Written request
Copy each line below that includes "para".

= = = = = = =

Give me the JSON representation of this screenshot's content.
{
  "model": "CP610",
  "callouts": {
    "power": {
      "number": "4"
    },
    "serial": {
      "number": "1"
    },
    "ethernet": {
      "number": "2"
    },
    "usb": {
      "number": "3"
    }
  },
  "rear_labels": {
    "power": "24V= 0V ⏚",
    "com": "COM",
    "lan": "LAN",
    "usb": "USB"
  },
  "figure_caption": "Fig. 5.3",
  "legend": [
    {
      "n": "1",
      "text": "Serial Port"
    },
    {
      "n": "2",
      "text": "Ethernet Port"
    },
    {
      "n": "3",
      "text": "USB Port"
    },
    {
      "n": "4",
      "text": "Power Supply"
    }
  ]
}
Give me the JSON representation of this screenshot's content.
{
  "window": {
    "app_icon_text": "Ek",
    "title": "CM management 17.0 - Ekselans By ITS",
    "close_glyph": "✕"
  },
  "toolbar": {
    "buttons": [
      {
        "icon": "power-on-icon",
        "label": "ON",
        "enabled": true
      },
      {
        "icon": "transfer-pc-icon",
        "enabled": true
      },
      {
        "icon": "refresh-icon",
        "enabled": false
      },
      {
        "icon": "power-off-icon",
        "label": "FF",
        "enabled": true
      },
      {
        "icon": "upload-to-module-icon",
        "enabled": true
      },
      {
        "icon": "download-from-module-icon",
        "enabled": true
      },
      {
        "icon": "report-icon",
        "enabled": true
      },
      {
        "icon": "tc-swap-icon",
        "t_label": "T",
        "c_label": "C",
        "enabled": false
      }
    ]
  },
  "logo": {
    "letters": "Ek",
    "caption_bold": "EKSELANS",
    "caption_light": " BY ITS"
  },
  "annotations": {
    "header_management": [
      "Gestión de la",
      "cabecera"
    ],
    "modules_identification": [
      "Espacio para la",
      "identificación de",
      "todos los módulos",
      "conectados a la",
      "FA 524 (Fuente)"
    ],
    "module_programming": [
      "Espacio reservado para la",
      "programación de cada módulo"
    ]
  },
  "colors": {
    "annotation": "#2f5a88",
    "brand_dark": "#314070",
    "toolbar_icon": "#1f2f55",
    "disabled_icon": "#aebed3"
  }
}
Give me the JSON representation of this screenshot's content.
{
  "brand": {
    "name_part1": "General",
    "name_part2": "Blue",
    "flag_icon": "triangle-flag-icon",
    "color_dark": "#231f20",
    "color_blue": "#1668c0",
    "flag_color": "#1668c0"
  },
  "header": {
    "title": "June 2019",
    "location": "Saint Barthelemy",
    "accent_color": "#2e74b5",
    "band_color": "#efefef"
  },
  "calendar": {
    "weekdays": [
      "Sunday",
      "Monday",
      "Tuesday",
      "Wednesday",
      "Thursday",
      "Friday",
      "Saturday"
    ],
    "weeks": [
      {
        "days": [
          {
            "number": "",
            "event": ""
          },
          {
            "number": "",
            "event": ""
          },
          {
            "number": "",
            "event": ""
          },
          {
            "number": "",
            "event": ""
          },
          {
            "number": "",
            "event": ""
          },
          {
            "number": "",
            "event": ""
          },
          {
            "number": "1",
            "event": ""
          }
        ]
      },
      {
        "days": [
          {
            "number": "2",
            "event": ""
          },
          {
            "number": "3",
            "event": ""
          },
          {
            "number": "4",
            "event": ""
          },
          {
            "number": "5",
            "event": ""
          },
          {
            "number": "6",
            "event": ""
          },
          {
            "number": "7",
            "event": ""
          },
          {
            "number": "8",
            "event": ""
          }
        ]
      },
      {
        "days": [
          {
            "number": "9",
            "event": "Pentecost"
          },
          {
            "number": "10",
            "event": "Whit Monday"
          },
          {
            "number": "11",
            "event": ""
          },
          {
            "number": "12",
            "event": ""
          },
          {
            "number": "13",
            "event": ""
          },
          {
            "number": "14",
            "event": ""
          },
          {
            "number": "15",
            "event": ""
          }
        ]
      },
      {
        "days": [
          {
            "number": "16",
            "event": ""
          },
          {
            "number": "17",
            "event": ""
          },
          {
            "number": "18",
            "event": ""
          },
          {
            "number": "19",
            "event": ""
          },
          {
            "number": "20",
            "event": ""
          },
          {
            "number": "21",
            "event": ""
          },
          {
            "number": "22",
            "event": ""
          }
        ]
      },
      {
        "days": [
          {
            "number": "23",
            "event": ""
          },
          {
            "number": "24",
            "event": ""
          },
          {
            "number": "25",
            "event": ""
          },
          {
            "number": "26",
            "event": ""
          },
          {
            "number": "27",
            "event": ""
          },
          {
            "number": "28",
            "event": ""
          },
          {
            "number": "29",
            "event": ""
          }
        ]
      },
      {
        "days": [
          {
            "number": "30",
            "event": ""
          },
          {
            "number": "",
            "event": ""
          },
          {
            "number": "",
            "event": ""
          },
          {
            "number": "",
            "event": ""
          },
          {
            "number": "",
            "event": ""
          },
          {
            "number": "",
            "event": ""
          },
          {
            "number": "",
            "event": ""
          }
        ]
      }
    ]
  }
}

= = = = = = =

Solution
      "Espacio para la",
      "Espacio reservado para la",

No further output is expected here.